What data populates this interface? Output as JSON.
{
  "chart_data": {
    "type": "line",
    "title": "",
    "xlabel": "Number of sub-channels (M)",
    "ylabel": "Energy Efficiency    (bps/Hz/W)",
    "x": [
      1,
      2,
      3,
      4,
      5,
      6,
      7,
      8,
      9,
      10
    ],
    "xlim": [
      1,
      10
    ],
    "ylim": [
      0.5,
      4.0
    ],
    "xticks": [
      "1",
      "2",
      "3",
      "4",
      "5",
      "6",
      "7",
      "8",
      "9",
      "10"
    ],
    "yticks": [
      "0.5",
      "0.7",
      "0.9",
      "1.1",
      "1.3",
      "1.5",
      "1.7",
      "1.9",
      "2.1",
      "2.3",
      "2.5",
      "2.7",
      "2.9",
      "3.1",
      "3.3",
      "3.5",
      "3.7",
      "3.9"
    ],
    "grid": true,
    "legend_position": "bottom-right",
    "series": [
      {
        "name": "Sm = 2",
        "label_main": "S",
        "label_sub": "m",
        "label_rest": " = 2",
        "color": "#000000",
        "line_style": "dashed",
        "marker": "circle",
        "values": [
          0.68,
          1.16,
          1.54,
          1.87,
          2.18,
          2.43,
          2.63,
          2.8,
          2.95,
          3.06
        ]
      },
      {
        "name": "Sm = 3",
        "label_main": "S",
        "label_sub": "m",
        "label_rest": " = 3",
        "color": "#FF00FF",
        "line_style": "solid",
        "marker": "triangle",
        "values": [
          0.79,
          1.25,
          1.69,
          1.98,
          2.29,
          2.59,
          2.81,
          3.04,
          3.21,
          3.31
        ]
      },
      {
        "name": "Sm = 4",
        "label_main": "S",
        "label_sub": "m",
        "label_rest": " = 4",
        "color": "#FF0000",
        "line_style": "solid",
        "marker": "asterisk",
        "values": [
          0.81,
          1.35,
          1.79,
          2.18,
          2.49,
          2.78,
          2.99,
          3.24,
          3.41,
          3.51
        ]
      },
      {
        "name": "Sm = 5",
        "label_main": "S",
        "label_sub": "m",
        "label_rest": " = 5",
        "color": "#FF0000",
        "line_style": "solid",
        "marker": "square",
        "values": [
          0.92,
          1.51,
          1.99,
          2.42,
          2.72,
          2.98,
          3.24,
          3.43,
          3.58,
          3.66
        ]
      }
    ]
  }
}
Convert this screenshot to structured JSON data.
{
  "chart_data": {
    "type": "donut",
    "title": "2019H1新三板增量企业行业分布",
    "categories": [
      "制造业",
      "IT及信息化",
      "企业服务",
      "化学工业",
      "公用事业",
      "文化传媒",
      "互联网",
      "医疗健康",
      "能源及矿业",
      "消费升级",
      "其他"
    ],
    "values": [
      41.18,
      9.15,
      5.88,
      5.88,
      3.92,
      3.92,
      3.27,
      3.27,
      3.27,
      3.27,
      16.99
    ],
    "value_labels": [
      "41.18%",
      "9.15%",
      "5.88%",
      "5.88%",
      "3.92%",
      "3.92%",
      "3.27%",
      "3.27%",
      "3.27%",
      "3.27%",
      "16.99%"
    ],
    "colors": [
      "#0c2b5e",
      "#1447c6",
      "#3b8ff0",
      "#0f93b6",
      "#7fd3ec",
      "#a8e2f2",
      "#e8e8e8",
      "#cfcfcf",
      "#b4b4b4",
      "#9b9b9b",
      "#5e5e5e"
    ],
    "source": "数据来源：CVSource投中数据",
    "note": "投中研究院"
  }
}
════
→ Task prompt:
Copy out the full set of records precisely, leaving nothing out.

→ Final answer:
What data populates this interface? Output as JSON.
{
  "chart_data": {
    "type": "line",
    "title": "",
    "xlabel": "Number of sub-channels (M)",
    "ylabel": "Energy Efficiency    (bps/Hz/W)",
    "x": [
      1,
      2,
      3,
      4,
      5,
      6,
      7,
      8,
      9,
      10
    ],
    "xlim": [
      1,
      10
    ],
    "ylim": [
      0.5,
      4.0
    ],
    "xticks": [
      "1",
      "2",
      "3",
      "4",
      "5",
      "6",
      "7",
      "8",
      "9",
      "10"
    ],
    "yticks": [
      "0.5",
      "0.7",
      "0.9",
      "1.1",
      "1.3",
      "1.5",
      "1.7",
      "1.9",
      "2.1",
      "2.3",
      "2.5",
      "2.7",
      "2.9",
      "3.1",
      "3.3",
      "3.5",
      "3.7",
      "3.9"
    ],
    "grid": true,
    "legend_position": "bottom-right",
    "series": [
      {
        "name": "Sm = 2",
        "label_main": "S",
        "label_sub": "m",
        "label_rest": " = 2",
        "color": "#000000",
        "line_style": "dashed",
        "marker": "circle",
        "values": [
          0.68,
          1.16,
          1.54,
          1.87,
          2.18,
          2.43,
          2.63,
          2.8,
          2.95,
          3.06
        ]
      },
      {
        "name": "Sm = 3",
        "label_main": "S",
        "label_sub": "m",
        "label_rest": " = 3",
        "color": "#FF00FF",
        "line_style": "solid",
        "marker": "triangle",
        "values": [
          0.79,
          1.25,
          1.69,
          1.98,
          2.29,
          2.59,
          2.81,
          3.04,
          3.21,
          3.31
        ]
      },
      {
        "name": "Sm = 4",
        "label_main": "S",
        "label_sub": "m",
        "label_rest": " = 4",
        "color": "#FF0000",
        "line_style": "solid",
        "marker": "asterisk",
        "values": [
          0.81,
          1.35,
          1.79,
          2.18,
          2.49,
          2.78,
          2.99,
          3.24,
          3.41,
          3.51
        ]
      },
      {
        "name": "Sm = 5",
        "label_main": "S",
        "label_sub": "m",
        "label_rest": " = 5",
        "color": "#FF0000",
        "line_style": "solid",
        "marker": "square",
        "values": [
          0.92,
          1.51,
          1.99,
          2.42,
          2.72,
          2.98,
          3.24,
          3.43,
          3.58,
          3.66
        ]
      }
    ]
  }
}
Convert this screenshot to structured JSON data.
{
  "chart_data": {
    "type": "donut",
    "title": "2019H1新三板增量企业行业分布",
    "categories": [
      "制造业",
      "IT及信息化",
      "企业服务",
      "化学工业",
      "公用事业",
      "文化传媒",
      "互联网",
      "医疗健康",
      "能源及矿业",
      "消费升级",
      "其他"
    ],
    "values": [
      41.18,
      9.15,
      5.88,
      5.88,
      3.92,
      3.92,
      3.27,
      3.27,
      3.27,
      3.27,
      16.99
    ],
    "value_labels": [
      "41.18%",
      "9.15%",
      "5.88%",
      "5.88%",
      "3.92%",
      "3.92%",
      "3.27%",
      "3.27%",
      "3.27%",
      "3.27%",
      "16.99%"
    ],
    "colors": [
      "#0c2b5e",
      "#1447c6",
      "#3b8ff0",
      "#0f93b6",
      "#7fd3ec",
      "#a8e2f2",
      "#e8e8e8",
      "#cfcfcf",
      "#b4b4b4",
      "#9b9b9b",
      "#5e5e5e"
    ],
    "source": "数据来源：CVSource投中数据",
    "note": "投中研究院"
  }
}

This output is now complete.